→ **Items from a data source**:
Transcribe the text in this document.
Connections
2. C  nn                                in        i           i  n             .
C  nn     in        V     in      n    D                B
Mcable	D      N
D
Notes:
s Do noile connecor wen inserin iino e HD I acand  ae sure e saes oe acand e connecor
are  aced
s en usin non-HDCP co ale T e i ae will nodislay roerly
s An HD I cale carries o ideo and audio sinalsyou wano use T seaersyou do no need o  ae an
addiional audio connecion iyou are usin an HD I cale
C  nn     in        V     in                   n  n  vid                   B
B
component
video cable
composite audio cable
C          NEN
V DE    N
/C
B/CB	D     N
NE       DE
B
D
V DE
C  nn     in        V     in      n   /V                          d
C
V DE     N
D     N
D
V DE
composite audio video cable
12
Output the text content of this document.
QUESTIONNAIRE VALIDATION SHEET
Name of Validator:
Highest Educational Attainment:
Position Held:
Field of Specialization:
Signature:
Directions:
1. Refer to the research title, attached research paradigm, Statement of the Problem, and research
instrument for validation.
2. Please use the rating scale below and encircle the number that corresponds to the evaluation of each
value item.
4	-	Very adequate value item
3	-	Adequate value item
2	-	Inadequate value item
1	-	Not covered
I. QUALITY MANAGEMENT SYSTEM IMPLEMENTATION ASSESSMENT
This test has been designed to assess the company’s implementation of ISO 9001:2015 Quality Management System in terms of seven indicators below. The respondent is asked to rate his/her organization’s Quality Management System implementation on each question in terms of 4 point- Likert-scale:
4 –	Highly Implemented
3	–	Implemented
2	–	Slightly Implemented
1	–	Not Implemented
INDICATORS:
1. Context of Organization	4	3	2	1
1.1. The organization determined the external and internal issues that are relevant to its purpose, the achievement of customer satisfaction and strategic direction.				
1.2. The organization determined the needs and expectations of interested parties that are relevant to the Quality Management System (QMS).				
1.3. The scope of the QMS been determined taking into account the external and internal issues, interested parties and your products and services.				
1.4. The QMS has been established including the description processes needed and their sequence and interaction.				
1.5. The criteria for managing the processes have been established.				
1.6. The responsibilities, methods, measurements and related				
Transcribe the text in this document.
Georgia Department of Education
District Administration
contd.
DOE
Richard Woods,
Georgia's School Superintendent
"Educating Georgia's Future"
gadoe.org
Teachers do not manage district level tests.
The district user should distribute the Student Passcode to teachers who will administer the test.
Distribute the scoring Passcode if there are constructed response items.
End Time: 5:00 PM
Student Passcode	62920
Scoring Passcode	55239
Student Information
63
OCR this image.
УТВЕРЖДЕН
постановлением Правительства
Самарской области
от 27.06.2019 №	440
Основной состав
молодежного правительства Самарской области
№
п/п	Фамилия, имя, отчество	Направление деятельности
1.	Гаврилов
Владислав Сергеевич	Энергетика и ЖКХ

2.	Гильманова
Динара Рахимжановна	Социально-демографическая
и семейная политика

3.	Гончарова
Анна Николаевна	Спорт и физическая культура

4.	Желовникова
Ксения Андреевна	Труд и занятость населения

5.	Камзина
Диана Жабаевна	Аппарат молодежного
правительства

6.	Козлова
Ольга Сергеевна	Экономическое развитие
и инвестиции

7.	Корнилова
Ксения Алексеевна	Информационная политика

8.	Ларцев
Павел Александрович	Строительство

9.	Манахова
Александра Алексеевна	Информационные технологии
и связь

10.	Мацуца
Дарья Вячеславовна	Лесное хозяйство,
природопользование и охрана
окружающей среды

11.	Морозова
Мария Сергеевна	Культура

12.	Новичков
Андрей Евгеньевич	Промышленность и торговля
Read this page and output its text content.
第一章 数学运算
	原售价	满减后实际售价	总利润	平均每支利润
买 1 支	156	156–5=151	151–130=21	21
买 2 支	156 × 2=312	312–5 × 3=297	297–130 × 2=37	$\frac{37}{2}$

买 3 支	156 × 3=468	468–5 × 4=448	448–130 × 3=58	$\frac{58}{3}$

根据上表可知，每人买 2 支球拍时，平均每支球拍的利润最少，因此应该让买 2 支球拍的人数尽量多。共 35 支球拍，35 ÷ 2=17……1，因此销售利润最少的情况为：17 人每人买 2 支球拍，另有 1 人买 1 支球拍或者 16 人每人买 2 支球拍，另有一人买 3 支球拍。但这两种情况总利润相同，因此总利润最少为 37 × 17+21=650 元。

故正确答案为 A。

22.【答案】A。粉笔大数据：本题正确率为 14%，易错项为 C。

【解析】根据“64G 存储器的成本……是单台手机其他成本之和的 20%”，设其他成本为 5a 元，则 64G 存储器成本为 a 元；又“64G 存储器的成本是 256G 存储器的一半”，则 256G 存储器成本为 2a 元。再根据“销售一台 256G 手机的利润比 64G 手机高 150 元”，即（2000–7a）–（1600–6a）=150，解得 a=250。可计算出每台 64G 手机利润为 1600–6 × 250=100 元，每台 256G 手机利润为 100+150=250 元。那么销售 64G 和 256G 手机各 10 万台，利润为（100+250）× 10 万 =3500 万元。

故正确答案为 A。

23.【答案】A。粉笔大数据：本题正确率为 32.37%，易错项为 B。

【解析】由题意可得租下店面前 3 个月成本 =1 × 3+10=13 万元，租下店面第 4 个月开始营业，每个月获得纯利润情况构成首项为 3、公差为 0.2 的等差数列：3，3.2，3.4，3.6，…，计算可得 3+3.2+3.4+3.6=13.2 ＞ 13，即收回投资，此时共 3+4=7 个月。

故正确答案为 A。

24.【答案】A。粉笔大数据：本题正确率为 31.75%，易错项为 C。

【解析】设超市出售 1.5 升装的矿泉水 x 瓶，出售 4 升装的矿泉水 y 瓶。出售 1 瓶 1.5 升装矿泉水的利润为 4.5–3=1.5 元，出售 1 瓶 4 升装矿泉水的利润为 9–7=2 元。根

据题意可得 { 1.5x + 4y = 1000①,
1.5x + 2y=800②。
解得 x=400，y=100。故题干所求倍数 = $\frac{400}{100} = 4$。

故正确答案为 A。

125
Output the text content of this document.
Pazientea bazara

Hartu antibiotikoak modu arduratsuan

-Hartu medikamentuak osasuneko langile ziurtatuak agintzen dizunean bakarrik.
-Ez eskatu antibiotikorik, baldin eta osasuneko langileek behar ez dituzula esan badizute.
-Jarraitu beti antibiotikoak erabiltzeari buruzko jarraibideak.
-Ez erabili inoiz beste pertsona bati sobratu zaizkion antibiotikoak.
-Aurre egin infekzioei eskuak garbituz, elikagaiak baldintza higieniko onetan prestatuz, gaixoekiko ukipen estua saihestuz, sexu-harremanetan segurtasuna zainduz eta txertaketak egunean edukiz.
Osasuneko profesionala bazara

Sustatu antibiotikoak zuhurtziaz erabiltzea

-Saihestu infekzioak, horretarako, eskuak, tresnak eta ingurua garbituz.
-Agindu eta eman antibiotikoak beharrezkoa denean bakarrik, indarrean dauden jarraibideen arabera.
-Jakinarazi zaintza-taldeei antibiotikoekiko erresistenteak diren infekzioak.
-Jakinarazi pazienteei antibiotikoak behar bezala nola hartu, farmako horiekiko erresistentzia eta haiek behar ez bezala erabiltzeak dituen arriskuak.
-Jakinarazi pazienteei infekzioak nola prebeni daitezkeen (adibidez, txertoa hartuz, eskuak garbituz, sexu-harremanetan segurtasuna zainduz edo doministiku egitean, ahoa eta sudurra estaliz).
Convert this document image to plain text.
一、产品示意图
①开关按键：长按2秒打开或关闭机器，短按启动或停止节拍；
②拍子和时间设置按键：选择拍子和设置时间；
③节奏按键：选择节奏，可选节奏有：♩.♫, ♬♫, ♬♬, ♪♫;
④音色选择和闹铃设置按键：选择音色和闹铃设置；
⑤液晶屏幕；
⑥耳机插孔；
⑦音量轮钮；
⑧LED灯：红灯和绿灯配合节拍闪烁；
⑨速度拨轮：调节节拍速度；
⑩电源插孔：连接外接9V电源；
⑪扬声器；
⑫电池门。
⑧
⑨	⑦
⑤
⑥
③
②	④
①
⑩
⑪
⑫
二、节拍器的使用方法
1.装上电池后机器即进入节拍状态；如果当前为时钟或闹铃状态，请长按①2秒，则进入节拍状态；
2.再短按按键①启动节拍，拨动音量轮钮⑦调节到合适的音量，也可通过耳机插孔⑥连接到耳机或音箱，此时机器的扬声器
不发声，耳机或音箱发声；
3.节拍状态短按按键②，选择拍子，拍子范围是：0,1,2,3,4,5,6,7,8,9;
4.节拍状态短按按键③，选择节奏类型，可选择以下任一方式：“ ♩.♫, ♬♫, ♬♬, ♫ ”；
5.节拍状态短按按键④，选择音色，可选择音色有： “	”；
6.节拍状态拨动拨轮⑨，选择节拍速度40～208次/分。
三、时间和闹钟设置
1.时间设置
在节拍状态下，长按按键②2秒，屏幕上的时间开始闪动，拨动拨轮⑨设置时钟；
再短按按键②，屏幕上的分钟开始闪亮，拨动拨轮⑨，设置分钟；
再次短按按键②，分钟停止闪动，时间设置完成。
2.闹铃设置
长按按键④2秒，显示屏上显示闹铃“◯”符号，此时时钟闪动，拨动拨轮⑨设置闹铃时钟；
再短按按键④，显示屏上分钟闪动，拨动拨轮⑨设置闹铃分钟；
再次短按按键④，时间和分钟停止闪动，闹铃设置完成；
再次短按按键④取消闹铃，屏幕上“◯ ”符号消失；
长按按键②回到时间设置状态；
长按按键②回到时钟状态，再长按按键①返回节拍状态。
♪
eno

→ **Stated exercise**:
Gather each line from the listing above that holds "политика".

→ **Task solution**:
и семейная политика
Ксения Алексеевна	Информационная политика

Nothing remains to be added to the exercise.